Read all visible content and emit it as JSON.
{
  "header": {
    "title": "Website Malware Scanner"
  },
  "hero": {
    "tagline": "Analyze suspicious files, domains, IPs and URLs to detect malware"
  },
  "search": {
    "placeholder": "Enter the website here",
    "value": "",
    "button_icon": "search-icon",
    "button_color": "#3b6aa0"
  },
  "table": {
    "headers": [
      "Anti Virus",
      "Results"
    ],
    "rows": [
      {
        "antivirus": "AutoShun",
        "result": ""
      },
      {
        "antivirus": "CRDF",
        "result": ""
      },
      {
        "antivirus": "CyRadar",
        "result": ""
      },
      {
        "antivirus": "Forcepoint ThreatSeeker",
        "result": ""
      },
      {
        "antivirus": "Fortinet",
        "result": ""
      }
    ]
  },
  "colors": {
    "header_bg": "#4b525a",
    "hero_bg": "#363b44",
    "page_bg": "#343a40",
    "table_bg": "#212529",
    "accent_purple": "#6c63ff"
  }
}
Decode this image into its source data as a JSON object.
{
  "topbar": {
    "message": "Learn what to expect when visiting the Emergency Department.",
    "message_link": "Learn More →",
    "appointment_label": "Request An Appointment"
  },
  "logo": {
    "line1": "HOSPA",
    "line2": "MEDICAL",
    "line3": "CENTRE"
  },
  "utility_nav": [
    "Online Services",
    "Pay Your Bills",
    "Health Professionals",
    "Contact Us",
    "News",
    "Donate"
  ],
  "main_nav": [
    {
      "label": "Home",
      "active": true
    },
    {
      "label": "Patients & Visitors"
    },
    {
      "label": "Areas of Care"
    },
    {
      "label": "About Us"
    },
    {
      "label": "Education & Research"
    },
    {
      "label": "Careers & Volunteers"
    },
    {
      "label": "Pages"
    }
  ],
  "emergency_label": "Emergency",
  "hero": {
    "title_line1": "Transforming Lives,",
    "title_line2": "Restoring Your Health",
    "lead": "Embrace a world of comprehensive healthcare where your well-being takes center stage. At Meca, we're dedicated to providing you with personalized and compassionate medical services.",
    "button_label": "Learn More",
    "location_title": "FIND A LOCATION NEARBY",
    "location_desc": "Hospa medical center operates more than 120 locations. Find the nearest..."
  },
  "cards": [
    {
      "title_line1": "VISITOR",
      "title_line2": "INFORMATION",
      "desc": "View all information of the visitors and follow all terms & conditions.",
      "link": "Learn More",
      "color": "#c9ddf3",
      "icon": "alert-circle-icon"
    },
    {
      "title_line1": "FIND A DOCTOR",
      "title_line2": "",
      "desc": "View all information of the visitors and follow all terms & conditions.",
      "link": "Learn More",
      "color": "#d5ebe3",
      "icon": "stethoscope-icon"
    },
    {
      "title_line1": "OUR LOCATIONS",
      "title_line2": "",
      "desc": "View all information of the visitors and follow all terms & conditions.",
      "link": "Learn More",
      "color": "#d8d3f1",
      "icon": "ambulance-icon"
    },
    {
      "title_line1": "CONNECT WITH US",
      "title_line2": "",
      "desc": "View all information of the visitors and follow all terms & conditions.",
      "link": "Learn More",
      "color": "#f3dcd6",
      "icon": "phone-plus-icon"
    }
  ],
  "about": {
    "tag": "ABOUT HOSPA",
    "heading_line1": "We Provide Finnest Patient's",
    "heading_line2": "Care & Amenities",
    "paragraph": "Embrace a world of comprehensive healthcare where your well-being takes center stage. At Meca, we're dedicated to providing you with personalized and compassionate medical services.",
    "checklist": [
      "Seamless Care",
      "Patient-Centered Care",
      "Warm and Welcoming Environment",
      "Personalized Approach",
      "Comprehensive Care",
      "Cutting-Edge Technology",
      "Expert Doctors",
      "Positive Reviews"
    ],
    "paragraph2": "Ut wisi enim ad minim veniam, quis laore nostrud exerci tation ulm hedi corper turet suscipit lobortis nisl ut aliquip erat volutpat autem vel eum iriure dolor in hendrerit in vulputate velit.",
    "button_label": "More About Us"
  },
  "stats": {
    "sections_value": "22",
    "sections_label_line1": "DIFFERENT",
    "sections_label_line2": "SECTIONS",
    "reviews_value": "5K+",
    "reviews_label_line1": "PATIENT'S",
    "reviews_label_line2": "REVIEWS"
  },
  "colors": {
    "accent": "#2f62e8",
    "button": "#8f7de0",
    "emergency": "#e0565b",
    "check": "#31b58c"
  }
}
************
- Requirement
Each line above should be output exactly as written.

- Task result
Read all visible content and emit it as JSON.
{
  "header": {
    "title": "Website Malware Scanner"
  },
  "hero": {
    "tagline": "Analyze suspicious files, domains, IPs and URLs to detect malware"
  },
  "search": {
    "placeholder": "Enter the website here",
    "value": "",
    "button_icon": "search-icon",
    "button_color": "#3b6aa0"
  },
  "table": {
    "headers": [
      "Anti Virus",
      "Results"
    ],
    "rows": [
      {
        "antivirus": "AutoShun",
        "result": ""
      },
      {
        "antivirus": "CRDF",
        "result": ""
      },
      {
        "antivirus": "CyRadar",
        "result": ""
      },
      {
        "antivirus": "Forcepoint ThreatSeeker",
        "result": ""
      },
      {
        "antivirus": "Fortinet",
        "result": ""
      }
    ]
  },
  "colors": {
    "header_bg": "#4b525a",
    "hero_bg": "#363b44",
    "page_bg": "#343a40",
    "table_bg": "#212529",
    "accent_purple": "#6c63ff"
  }
}
Decode this image into its source data as a JSON object.
{
  "topbar": {
    "message": "Learn what to expect when visiting the Emergency Department.",
    "message_link": "Learn More →",
    "appointment_label": "Request An Appointment"
  },
  "logo": {
    "line1": "HOSPA",
    "line2": "MEDICAL",
    "line3": "CENTRE"
  },
  "utility_nav": [
    "Online Services",
    "Pay Your Bills",
    "Health Professionals",
    "Contact Us",
    "News",
    "Donate"
  ],
  "main_nav": [
    {
      "label": "Home",
      "active": true
    },
    {
      "label": "Patients & Visitors"
    },
    {
      "label": "Areas of Care"
    },
    {
      "label": "About Us"
    },
    {
      "label": "Education & Research"
    },
    {
      "label": "Careers & Volunteers"
    },
    {
      "label": "Pages"
    }
  ],
  "emergency_label": "Emergency",
  "hero": {
    "title_line1": "Transforming Lives,",
    "title_line2": "Restoring Your Health",
    "lead": "Embrace a world of comprehensive healthcare where your well-being takes center stage. At Meca, we're dedicated to providing you with personalized and compassionate medical services.",
    "button_label": "Learn More",
    "location_title": "FIND A LOCATION NEARBY",
    "location_desc": "Hospa medical center operates more than 120 locations. Find the nearest..."
  },
  "cards": [
    {
      "title_line1": "VISITOR",
      "title_line2": "INFORMATION",
      "desc": "View all information of the visitors and follow all terms & conditions.",
      "link": "Learn More",
      "color": "#c9ddf3",
      "icon": "alert-circle-icon"
    },
    {
      "title_line1": "FIND A DOCTOR",
      "title_line2": "",
      "desc": "View all information of the visitors and follow all terms & conditions.",
      "link": "Learn More",
      "color": "#d5ebe3",
      "icon": "stethoscope-icon"
    },
    {
      "title_line1": "OUR LOCATIONS",
      "title_line2": "",
      "desc": "View all information of the visitors and follow all terms & conditions.",
      "link": "Learn More",
      "color": "#d8d3f1",
      "icon": "ambulance-icon"
    },
    {
      "title_line1": "CONNECT WITH US",
      "title_line2": "",
      "desc": "View all information of the visitors and follow all terms & conditions.",
      "link": "Learn More",
      "color": "#f3dcd6",
      "icon": "phone-plus-icon"
    }
  ],
  "about": {
    "tag": "ABOUT HOSPA",
    "heading_line1": "We Provide Finnest Patient's",
    "heading_line2": "Care & Amenities",
    "paragraph": "Embrace a world of comprehensive healthcare where your well-being takes center stage. At Meca, we're dedicated to providing you with personalized and compassionate medical services.",
    "checklist": [
      "Seamless Care",
      "Patient-Centered Care",
      "Warm and Welcoming Environment",
      "Personalized Approach",
      "Comprehensive Care",
      "Cutting-Edge Technology",
      "Expert Doctors",
      "Positive Reviews"
    ],
    "paragraph2": "Ut wisi enim ad minim veniam, quis laore nostrud exerci tation ulm hedi corper turet suscipit lobortis nisl ut aliquip erat volutpat autem vel eum iriure dolor in hendrerit in vulputate velit.",
    "button_label": "More About Us"
  },
  "stats": {
    "sections_value": "22",
    "sections_label_line1": "DIFFERENT",
    "sections_label_line2": "SECTIONS",
    "reviews_value": "5K+",
    "reviews_label_line1": "PATIENT'S",
    "reviews_label_line2": "REVIEWS"
  },
  "colors": {
    "accent": "#2f62e8",
    "button": "#8f7de0",
    "emergency": "#e0565b",
    "check": "#31b58c"
  }
}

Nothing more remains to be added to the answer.